- [SET TASK]: Drop every picture, then transcribe the remaining data exactly.

- [DATA FOR PROCESSING]:
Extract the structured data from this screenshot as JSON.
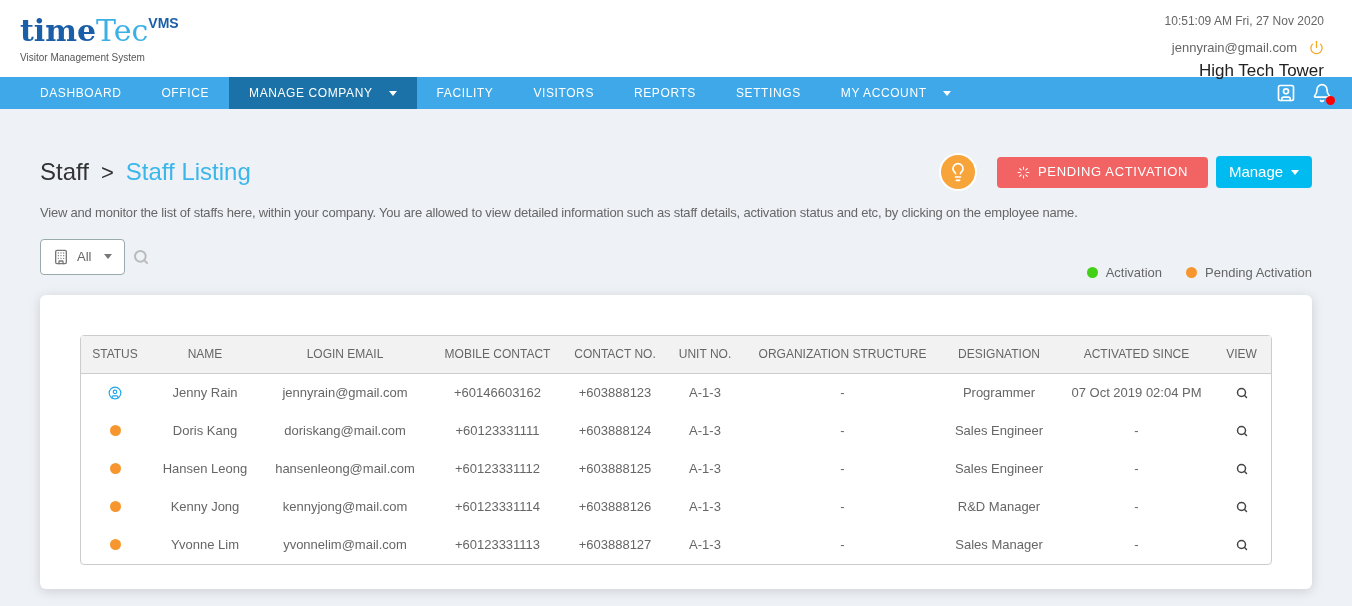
{
  "logo": {
    "wordmark_left": "time",
    "wordmark_right": "Tec",
    "badge": "VMS",
    "tagline": "Visitor Management System"
  },
  "header": {
    "datetime": "10:51:09 AM  Fri, 27 Nov 2020",
    "email": "jennyrain@gmail.com",
    "site": "High Tech Tower"
  },
  "nav": [
    {
      "label": "DASHBOARD",
      "selected": false,
      "dropdown": false
    },
    {
      "label": "OFFICE",
      "selected": false,
      "dropdown": false
    },
    {
      "label": "MANAGE COMPANY",
      "selected": true,
      "dropdown": true
    },
    {
      "label": "FACILITY",
      "selected": false,
      "dropdown": false
    },
    {
      "label": "VISITORS",
      "selected": false,
      "dropdown": false
    },
    {
      "label": "REPORTS",
      "selected": false,
      "dropdown": false
    },
    {
      "label": "SETTINGS",
      "selected": false,
      "dropdown": false
    },
    {
      "label": "MY ACCOUNT",
      "selected": false,
      "dropdown": true
    }
  ],
  "breadcrumb": {
    "parent": "Staff",
    "separator": ">",
    "current": "Staff Listing"
  },
  "actions": {
    "pending_button": "PENDING ACTIVATION",
    "manage_button": "Manage"
  },
  "description": "View and monitor the list of staffs here, within your company. You are allowed to view detailed information such as staff details, activation status and etc, by clicking on the employee name.",
  "filter": {
    "value": "All"
  },
  "legend": [
    {
      "label": "Activation",
      "color": "#44d016"
    },
    {
      "label": "Pending Activation",
      "color": "#f7962e"
    }
  ],
  "table": {
    "columns": [
      "STATUS",
      "NAME",
      "LOGIN EMAIL",
      "MOBILE CONTACT",
      "CONTACT NO.",
      "UNIT NO.",
      "ORGANIZATION STRUCTURE",
      "DESIGNATION",
      "ACTIVATED SINCE",
      "VIEW"
    ],
    "rows": [
      {
        "status": {
          "kind": "user",
          "color": "#1ea7e8"
        },
        "name": "Jenny Rain",
        "login_email": "jennyrain@gmail.com",
        "mobile_contact": "+60146603162",
        "contact_no": "+603888123",
        "unit_no": "A-1-3",
        "organization_structure": "-",
        "designation": "Programmer",
        "activated_since": "07 Oct 2019 02:04 PM"
      },
      {
        "status": {
          "kind": "dot",
          "color": "#f7962e"
        },
        "name": "Doris Kang",
        "login_email": "doriskang@mail.com",
        "mobile_contact": "+60123331111",
        "contact_no": "+603888124",
        "unit_no": "A-1-3",
        "organization_structure": "-",
        "designation": "Sales Engineer",
        "activated_since": "-"
      },
      {
        "status": {
          "kind": "dot",
          "color": "#f7962e"
        },
        "name": "Hansen Leong",
        "login_email": "hansenleong@mail.com",
        "mobile_contact": "+60123331112",
        "contact_no": "+603888125",
        "unit_no": "A-1-3",
        "organization_structure": "-",
        "designation": "Sales Engineer",
        "activated_since": "-"
      },
      {
        "status": {
          "kind": "dot",
          "color": "#f7962e"
        },
        "name": "Kenny Jong",
        "login_email": "kennyjong@mail.com",
        "mobile_contact": "+60123331114",
        "contact_no": "+603888126",
        "unit_no": "A-1-3",
        "organization_structure": "-",
        "designation": "R&D Manager",
        "activated_since": "-"
      },
      {
        "status": {
          "kind": "dot",
          "color": "#f7962e"
        },
        "name": "Yvonne Lim",
        "login_email": "yvonnelim@mail.com",
        "mobile_contact": "+60123331113",
        "contact_no": "+603888127",
        "unit_no": "A-1-3",
        "organization_structure": "-",
        "designation": "Sales Manager",
        "activated_since": "-"
      }
    ]
  }
}
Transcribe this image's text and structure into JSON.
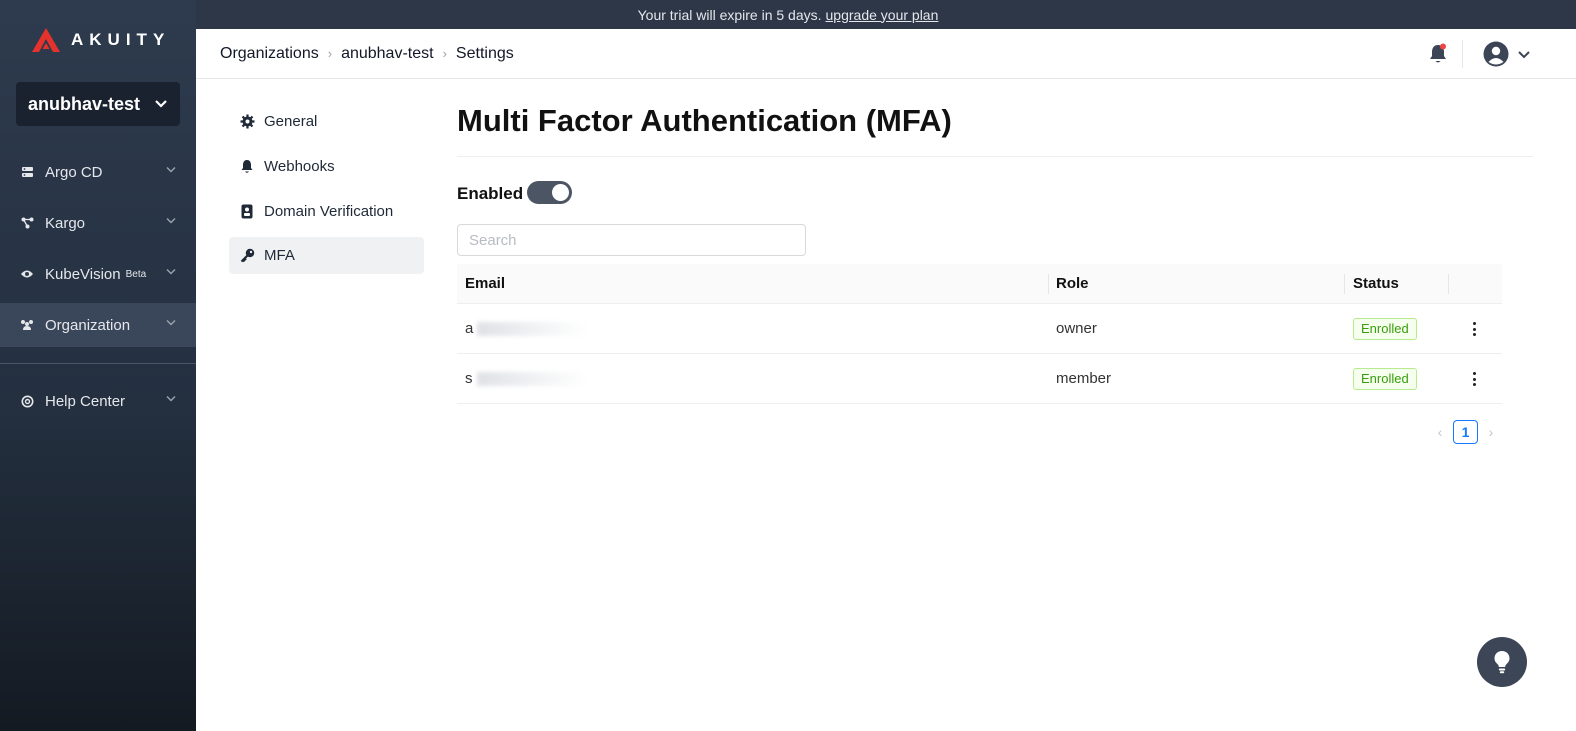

- [FINISHED EXERCISE]:
Extract the structured data from this screenshot as JSON.
{
  "logo": {
    "wordmark_left": "time",
    "wordmark_right": "Tec",
    "badge": "VMS",
    "tagline": "Visitor Management System"
  },
  "header": {
    "datetime": "10:51:09 AM  Fri, 27 Nov 2020",
    "email": "jennyrain@gmail.com",
    "site": "High Tech Tower"
  },
  "nav": [
    {
      "label": "DASHBOARD",
      "selected": false,
      "dropdown": false
    },
    {
      "label": "OFFICE",
      "selected": false,
      "dropdown": false
    },
    {
      "label": "MANAGE COMPANY",
      "selected": true,
      "dropdown": true
    },
    {
      "label": "FACILITY",
      "selected": false,
      "dropdown": false
    },
    {
      "label": "VISITORS",
      "selected": false,
      "dropdown": false
    },
    {
      "label": "REPORTS",
      "selected": false,
      "dropdown": false
    },
    {
      "label": "SETTINGS",
      "selected": false,
      "dropdown": false
    },
    {
      "label": "MY ACCOUNT",
      "selected": false,
      "dropdown": true
    }
  ],
  "breadcrumb": {
    "parent": "Staff",
    "separator": ">",
    "current": "Staff Listing"
  },
  "actions": {
    "pending_button": "PENDING ACTIVATION",
    "manage_button": "Manage"
  },
  "description": "View and monitor the list of staffs here, within your company. You are allowed to view detailed information such as staff details, activation status and etc, by clicking on the employee name.",
  "filter": {
    "value": "All"
  },
  "legend": [
    {
      "label": "Activation",
      "color": "#44d016"
    },
    {
      "label": "Pending Activation",
      "color": "#f7962e"
    }
  ],
  "table": {
    "columns": [
      "STATUS",
      "NAME",
      "LOGIN EMAIL",
      "MOBILE CONTACT",
      "CONTACT NO.",
      "UNIT NO.",
      "ORGANIZATION STRUCTURE",
      "DESIGNATION",
      "ACTIVATED SINCE",
      "VIEW"
    ],
    "rows": [
      {
        "status": {
          "kind": "user",
          "color": "#1ea7e8"
        },
        "name": "Jenny Rain",
        "login_email": "jennyrain@gmail.com",
        "mobile_contact": "+60146603162",
        "contact_no": "+603888123",
        "unit_no": "A-1-3",
        "organization_structure": "-",
        "designation": "Programmer",
        "activated_since": "07 Oct 2019 02:04 PM"
      },
      {
        "status": {
          "kind": "dot",
          "color": "#f7962e"
        },
        "name": "Doris Kang",
        "login_email": "doriskang@mail.com",
        "mobile_contact": "+60123331111",
        "contact_no": "+603888124",
        "unit_no": "A-1-3",
        "organization_structure": "-",
        "designation": "Sales Engineer",
        "activated_since": "-"
      },
      {
        "status": {
          "kind": "dot",
          "color": "#f7962e"
        },
        "name": "Hansen Leong",
        "login_email": "hansenleong@mail.com",
        "mobile_contact": "+60123331112",
        "contact_no": "+603888125",
        "unit_no": "A-1-3",
        "organization_structure": "-",
        "designation": "Sales Engineer",
        "activated_since": "-"
      },
      {
        "status": {
          "kind": "dot",
          "color": "#f7962e"
        },
        "name": "Kenny Jong",
        "login_email": "kennyjong@mail.com",
        "mobile_contact": "+60123331114",
        "contact_no": "+603888126",
        "unit_no": "A-1-3",
        "organization_structure": "-",
        "designation": "R&D Manager",
        "activated_since": "-"
      },
      {
        "status": {
          "kind": "dot",
          "color": "#f7962e"
        },
        "name": "Yvonne Lim",
        "login_email": "yvonnelim@mail.com",
        "mobile_contact": "+60123331113",
        "contact_no": "+603888127",
        "unit_no": "A-1-3",
        "organization_structure": "-",
        "designation": "Sales Manager",
        "activated_since": "-"
      }
    ]
  }
}
Transcribe this image's text and structure into JSON.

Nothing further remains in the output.